● Problem details
Transcribe without alteration every line of the material from its start through the line containing "edit-lock-checkbox[interactable] — [516, 444, 526, 454]", including that line.

Rows from a dataset:
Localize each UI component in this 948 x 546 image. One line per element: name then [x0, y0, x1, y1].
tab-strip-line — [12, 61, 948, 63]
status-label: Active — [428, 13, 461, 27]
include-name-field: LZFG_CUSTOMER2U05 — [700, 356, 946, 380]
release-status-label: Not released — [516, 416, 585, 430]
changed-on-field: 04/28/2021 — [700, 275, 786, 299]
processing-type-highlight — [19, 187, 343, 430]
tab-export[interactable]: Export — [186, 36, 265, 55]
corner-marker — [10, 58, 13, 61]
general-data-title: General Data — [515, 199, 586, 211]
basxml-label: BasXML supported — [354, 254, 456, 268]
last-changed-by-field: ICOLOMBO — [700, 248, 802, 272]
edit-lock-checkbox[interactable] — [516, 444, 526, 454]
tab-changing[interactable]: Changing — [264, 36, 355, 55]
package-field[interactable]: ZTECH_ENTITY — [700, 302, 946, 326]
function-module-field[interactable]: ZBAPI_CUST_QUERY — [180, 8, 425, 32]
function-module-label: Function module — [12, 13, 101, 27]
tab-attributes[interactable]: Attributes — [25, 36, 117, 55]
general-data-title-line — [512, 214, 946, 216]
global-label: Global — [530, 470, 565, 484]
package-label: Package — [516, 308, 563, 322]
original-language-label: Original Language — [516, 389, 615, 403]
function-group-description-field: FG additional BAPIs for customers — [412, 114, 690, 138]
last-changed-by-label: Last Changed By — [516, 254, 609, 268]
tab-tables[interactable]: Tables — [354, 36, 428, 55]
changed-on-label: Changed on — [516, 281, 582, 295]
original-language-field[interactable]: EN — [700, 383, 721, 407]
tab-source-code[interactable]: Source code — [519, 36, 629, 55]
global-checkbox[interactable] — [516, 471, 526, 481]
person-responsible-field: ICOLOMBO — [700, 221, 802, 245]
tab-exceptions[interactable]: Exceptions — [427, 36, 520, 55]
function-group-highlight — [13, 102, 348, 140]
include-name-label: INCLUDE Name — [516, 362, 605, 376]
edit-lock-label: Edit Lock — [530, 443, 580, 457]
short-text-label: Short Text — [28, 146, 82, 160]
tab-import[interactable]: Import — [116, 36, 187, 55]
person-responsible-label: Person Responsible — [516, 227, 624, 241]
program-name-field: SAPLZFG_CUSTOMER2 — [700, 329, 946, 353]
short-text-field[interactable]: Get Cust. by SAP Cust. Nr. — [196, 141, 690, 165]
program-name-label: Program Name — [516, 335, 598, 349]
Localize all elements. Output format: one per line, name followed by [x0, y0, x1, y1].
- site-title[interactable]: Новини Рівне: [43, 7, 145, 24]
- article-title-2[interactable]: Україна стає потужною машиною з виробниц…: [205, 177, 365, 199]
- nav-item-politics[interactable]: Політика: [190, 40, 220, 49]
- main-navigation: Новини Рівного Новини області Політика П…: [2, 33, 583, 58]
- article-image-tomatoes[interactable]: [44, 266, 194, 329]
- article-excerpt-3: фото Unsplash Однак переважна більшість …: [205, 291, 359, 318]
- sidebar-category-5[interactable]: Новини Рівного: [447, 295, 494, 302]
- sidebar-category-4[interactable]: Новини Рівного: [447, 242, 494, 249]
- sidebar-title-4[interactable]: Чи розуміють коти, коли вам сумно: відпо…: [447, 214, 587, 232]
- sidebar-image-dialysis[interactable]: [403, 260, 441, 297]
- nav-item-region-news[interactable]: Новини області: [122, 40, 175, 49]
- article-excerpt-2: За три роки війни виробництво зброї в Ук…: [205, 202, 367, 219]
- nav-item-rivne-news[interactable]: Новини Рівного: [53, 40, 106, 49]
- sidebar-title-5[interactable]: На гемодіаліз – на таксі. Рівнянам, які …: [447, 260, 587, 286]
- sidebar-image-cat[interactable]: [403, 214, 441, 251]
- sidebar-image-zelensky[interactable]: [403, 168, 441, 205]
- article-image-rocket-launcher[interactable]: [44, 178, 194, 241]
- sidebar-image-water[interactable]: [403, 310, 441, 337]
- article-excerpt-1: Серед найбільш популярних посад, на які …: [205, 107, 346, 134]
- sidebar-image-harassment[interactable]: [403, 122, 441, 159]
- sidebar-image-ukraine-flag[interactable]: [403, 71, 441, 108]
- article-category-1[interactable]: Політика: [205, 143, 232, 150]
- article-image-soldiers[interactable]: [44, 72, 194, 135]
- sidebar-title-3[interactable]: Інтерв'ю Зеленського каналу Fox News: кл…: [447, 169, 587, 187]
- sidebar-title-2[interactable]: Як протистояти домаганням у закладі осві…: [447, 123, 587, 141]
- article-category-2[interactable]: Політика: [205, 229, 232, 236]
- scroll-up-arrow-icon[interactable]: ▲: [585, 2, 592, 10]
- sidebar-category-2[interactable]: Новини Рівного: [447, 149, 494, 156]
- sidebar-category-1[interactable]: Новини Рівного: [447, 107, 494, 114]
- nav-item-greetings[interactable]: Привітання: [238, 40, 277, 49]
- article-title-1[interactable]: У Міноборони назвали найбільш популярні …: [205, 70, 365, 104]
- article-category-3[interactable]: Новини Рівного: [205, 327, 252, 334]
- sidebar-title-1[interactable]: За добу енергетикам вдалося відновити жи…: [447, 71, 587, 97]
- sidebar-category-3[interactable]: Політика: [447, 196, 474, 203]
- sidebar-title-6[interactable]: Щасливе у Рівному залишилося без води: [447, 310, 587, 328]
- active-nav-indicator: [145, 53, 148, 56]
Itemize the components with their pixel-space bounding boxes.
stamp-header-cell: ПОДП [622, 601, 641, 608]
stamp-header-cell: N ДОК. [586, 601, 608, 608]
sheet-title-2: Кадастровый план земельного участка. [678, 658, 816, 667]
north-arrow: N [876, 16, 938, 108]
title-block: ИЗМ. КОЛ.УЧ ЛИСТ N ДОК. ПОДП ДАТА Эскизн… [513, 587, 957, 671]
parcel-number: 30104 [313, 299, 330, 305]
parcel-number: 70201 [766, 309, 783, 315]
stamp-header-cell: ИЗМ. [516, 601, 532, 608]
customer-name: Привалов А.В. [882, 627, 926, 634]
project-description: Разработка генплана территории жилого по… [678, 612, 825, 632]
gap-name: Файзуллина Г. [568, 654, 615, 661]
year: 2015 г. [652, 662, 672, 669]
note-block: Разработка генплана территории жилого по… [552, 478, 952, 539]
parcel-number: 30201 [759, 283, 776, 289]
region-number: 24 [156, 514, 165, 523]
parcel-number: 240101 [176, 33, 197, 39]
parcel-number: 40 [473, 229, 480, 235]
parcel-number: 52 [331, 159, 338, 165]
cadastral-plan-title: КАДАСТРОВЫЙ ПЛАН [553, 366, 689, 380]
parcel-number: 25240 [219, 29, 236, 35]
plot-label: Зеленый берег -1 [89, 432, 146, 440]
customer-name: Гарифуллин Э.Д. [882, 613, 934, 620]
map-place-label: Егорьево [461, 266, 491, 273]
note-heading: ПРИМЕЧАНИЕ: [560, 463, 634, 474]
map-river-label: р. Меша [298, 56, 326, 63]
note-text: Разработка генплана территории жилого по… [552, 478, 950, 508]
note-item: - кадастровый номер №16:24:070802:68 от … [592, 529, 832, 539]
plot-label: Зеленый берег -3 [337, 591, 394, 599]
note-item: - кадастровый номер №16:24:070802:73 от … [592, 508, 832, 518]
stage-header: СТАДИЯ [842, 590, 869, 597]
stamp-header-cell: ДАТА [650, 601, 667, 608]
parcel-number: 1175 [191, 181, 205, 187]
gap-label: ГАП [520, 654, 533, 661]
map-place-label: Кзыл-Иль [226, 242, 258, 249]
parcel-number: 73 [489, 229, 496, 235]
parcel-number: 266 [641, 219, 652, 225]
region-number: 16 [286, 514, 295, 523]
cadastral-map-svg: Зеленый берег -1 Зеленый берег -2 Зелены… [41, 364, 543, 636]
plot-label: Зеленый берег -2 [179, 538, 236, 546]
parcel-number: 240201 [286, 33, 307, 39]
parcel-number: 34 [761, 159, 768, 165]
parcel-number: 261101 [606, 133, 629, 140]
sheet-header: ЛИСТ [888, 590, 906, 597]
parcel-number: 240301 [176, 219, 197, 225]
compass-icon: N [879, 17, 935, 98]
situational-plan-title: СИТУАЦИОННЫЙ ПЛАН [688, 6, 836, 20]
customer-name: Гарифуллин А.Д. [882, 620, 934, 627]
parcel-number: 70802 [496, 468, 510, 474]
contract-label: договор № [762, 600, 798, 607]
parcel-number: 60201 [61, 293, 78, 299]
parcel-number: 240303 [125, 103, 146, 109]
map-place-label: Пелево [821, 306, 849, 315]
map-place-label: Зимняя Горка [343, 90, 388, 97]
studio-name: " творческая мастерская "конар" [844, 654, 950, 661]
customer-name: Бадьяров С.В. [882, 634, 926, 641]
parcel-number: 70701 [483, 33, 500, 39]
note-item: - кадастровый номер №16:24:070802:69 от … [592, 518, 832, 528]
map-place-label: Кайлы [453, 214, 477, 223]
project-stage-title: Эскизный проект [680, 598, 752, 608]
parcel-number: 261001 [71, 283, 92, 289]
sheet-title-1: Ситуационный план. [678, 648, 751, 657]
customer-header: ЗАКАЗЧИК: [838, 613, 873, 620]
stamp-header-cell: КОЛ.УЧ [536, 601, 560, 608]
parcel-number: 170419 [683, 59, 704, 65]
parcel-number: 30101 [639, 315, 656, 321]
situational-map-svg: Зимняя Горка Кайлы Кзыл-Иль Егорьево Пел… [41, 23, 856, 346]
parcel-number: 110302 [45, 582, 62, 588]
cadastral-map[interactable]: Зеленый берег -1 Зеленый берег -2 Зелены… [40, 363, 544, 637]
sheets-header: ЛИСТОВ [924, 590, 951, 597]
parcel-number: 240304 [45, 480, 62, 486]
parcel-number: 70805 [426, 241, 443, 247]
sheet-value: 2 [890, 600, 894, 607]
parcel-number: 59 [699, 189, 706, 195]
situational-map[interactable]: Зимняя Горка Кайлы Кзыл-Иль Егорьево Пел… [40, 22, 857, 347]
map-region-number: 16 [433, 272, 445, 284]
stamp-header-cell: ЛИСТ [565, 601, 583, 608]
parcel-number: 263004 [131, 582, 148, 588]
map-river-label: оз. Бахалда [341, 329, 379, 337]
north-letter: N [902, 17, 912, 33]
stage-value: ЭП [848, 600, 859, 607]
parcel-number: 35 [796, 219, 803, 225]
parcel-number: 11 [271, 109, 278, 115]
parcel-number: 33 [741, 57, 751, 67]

● Answer to this exercise
Localize each UI component in this 948 x 546 image. One line per element: name then [x0, y0, x1, y1].
tab-strip-line — [12, 61, 948, 63]
status-label: Active — [428, 13, 461, 27]
include-name-field: LZFG_CUSTOMER2U05 — [700, 356, 946, 380]
release-status-label: Not released — [516, 416, 585, 430]
changed-on-field: 04/28/2021 — [700, 275, 786, 299]
processing-type-highlight — [19, 187, 343, 430]
tab-export[interactable]: Export — [186, 36, 265, 55]
corner-marker — [10, 58, 13, 61]
general-data-title: General Data — [515, 199, 586, 211]
basxml-label: BasXML supported — [354, 254, 456, 268]
last-changed-by-field: ICOLOMBO — [700, 248, 802, 272]
edit-lock-checkbox[interactable] — [516, 444, 526, 454]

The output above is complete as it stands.